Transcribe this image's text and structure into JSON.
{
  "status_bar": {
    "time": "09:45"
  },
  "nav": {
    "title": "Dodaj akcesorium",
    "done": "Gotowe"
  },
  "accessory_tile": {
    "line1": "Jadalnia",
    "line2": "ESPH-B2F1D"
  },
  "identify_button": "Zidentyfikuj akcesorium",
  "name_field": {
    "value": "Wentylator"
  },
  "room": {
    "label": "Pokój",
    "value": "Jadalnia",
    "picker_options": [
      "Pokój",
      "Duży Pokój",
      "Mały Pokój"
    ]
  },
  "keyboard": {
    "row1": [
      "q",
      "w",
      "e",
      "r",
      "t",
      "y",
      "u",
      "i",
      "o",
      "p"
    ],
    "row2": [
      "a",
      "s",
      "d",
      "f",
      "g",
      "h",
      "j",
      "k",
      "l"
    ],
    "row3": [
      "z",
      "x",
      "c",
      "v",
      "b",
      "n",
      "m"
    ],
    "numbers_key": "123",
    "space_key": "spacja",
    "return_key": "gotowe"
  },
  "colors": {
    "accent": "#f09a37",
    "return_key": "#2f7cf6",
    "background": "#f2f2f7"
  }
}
▬▬▬▬▬▬▬▬▬▬
▶ **JOB**: Repeat each record in full; every line must match exactly.

▶ **CORRECT OUTPUT**:
Transcribe this image's text and structure into JSON.
{
  "status_bar": {
    "time": "09:45"
  },
  "nav": {
    "title": "Dodaj akcesorium",
    "done": "Gotowe"
  },
  "accessory_tile": {
    "line1": "Jadalnia",
    "line2": "ESPH-B2F1D"
  },
  "identify_button": "Zidentyfikuj akcesorium",
  "name_field": {
    "value": "Wentylator"
  },
  "room": {
    "label": "Pokój",
    "value": "Jadalnia",
    "picker_options": [
      "Pokój",
      "Duży Pokój",
      "Mały Pokój"
    ]
  },
  "keyboard": {
    "row1": [
      "q",
      "w",
      "e",
      "r",
      "t",
      "y",
      "u",
      "i",
      "o",
      "p"
    ],
    "row2": [
      "a",
      "s",
      "d",
      "f",
      "g",
      "h",
      "j",
      "k",
      "l"
    ],
    "row3": [
      "z",
      "x",
      "c",
      "v",
      "b",
      "n",
      "m"
    ],
    "numbers_key": "123",
    "space_key": "spacja",
    "return_key": "gotowe"
  },
  "colors": {
    "accent": "#f09a37",
    "return_key": "#2f7cf6",
    "background": "#f2f2f7"
  }
}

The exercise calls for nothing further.